» EXERCISE REQUIREMENTS
Go through the data below. Pull out every line that has the word "this".

(Saved data entries)
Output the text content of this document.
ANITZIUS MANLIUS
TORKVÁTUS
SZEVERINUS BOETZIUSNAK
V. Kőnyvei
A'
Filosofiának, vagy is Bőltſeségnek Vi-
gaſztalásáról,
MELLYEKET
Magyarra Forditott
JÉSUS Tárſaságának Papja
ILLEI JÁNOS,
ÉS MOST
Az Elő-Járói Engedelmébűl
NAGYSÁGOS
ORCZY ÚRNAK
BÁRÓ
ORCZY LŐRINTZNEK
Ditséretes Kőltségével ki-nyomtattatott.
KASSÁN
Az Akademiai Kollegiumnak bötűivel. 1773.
* * *
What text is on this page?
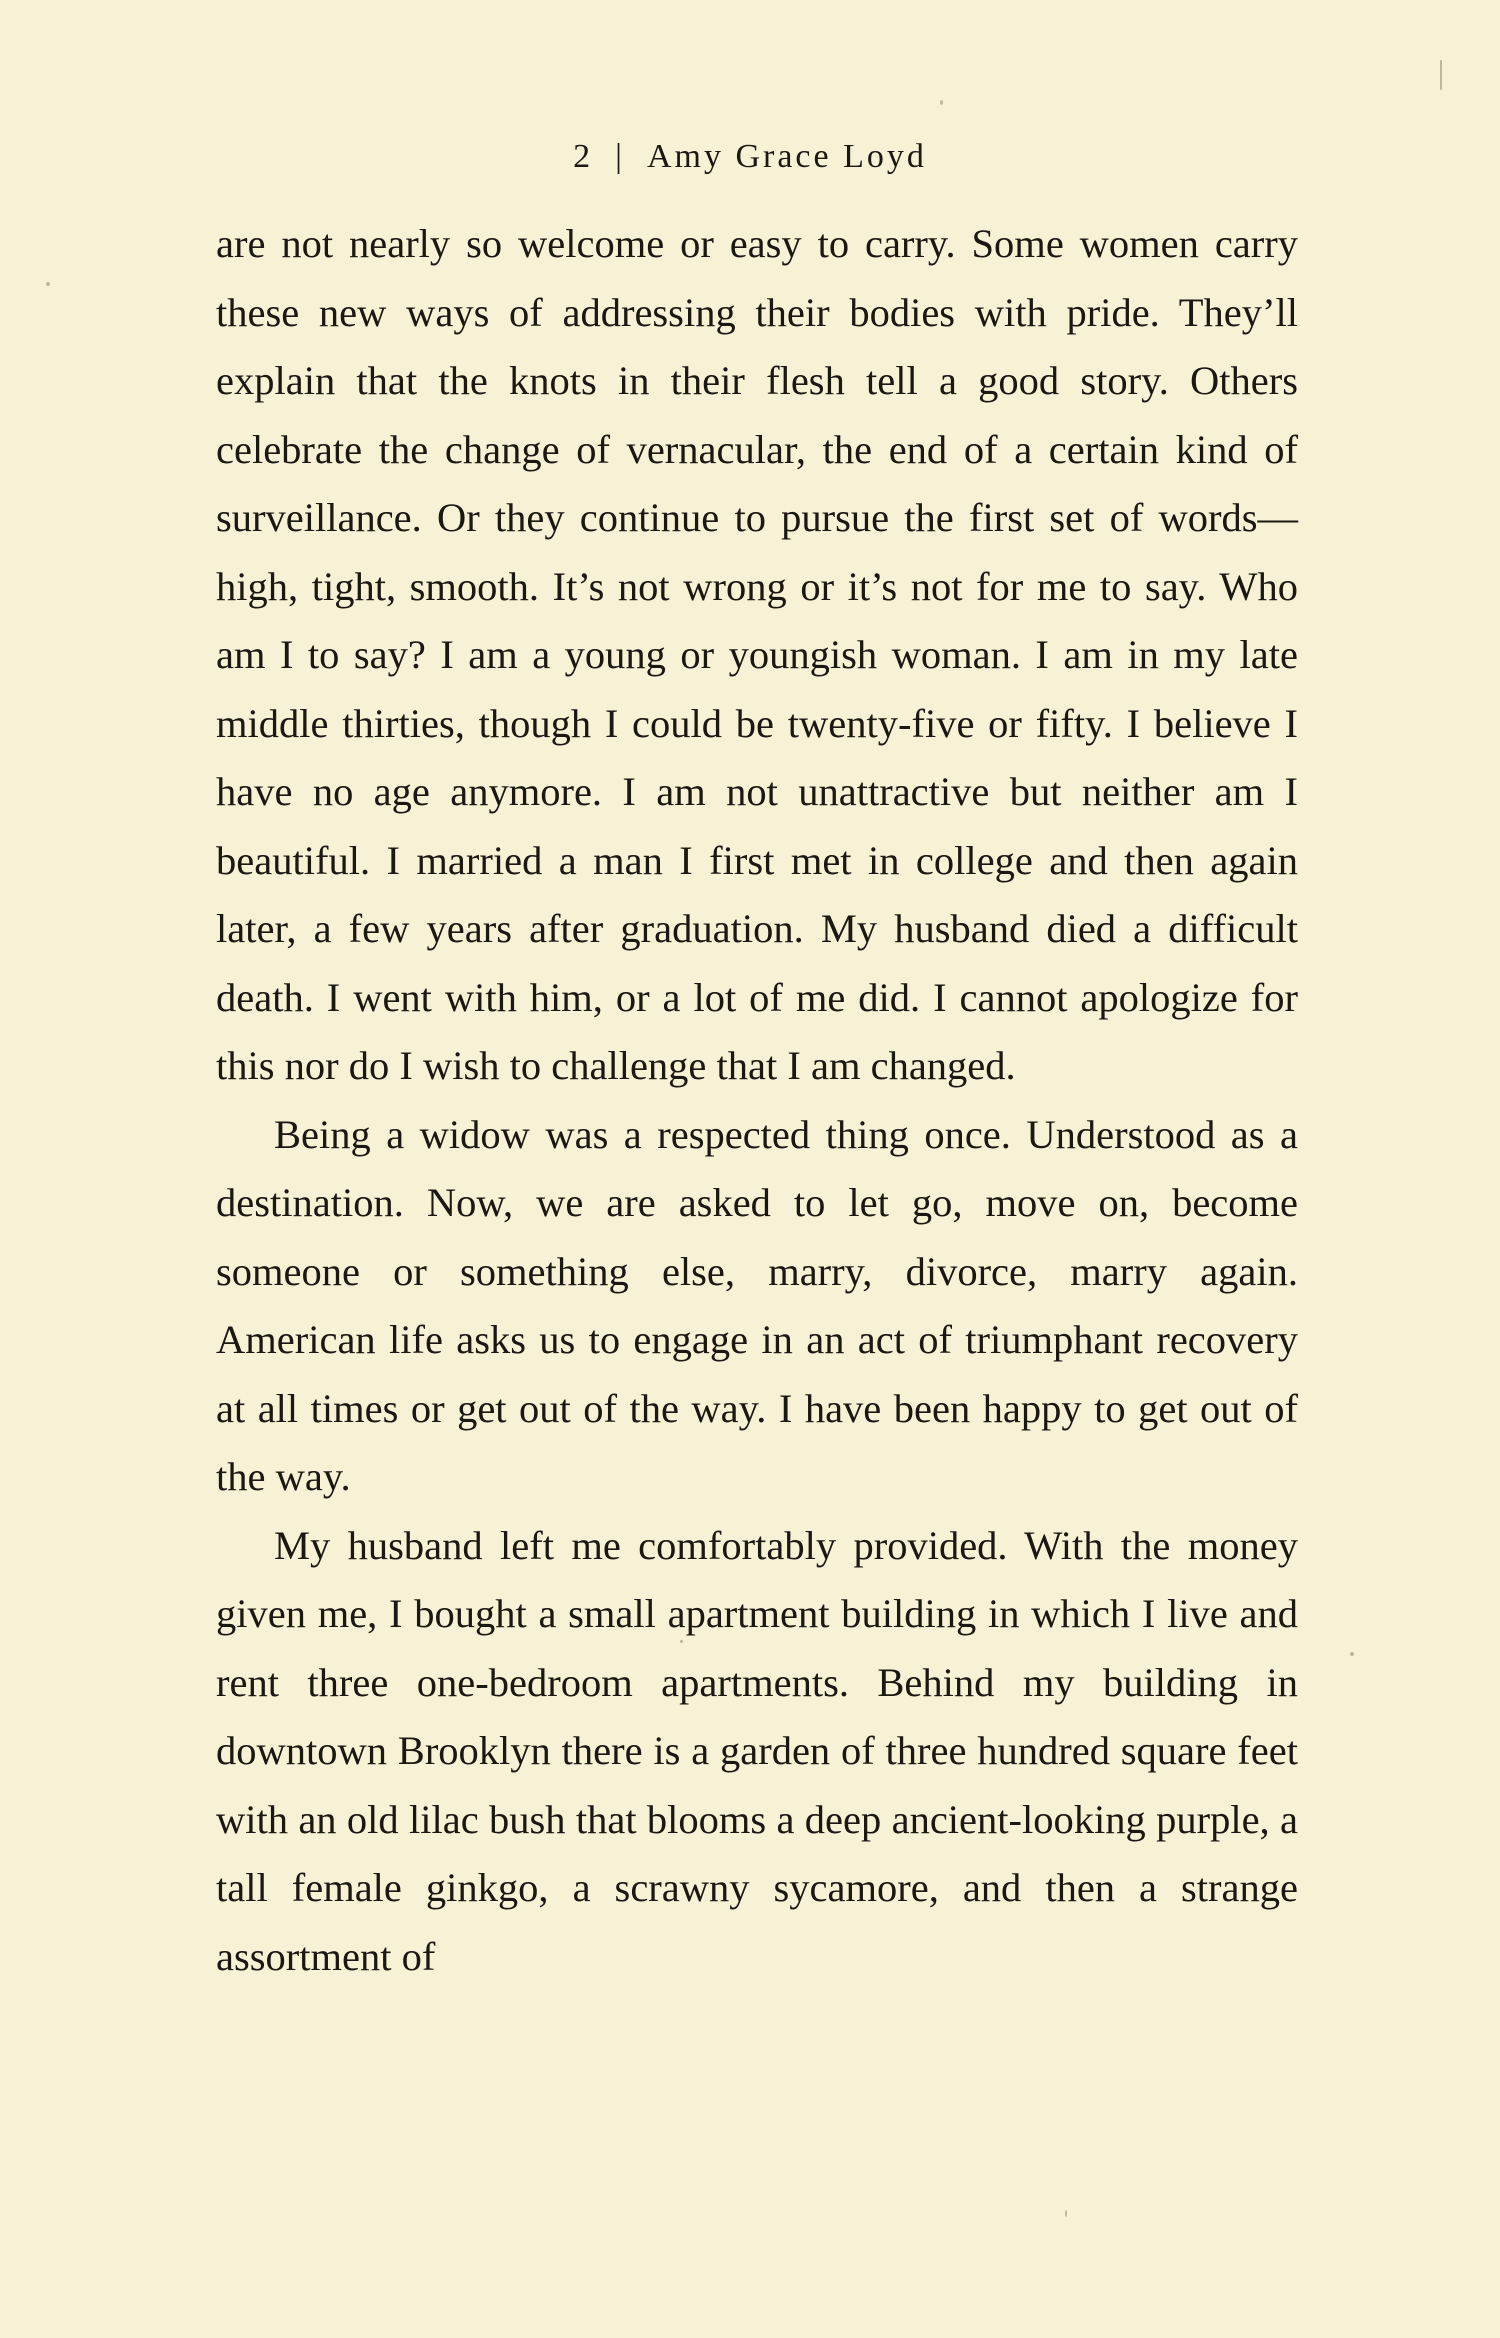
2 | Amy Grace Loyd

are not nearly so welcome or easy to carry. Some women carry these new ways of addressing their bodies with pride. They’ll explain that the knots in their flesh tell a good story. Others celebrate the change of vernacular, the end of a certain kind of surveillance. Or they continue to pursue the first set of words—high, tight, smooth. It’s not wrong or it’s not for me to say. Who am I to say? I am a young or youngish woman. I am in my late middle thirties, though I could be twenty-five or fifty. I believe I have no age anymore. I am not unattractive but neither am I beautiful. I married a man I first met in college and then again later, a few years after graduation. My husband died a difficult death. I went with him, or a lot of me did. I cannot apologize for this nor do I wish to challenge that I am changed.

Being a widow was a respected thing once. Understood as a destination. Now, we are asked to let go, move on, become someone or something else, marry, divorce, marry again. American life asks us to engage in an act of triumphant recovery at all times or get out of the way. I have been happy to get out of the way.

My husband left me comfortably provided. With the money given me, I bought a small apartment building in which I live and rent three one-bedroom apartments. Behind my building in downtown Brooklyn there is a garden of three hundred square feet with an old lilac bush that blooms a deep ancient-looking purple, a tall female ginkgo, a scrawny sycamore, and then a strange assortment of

» COMPLETED TASK
Output the text content of this document.
What text is on this page?
are not nearly so welcome or easy to carry. Some women carry these new ways of addressing their bodies with pride. They’ll explain that the knots in their flesh tell a good story. Others celebrate the change of vernacular, the end of a certain kind of surveillance. Or they continue to pursue the first set of words—high, tight, smooth. It’s not wrong or it’s not for me to say. Who am I to say? I am a young or youngish woman. I am in my late middle thirties, though I could be twenty-five or fifty. I believe I have no age anymore. I am not unattractive but neither am I beautiful. I married a man I first met in college and then again later, a few years after graduation. My husband died a difficult death. I went with him, or a lot of me did. I cannot apologize for this nor do I wish to challenge that I am changed.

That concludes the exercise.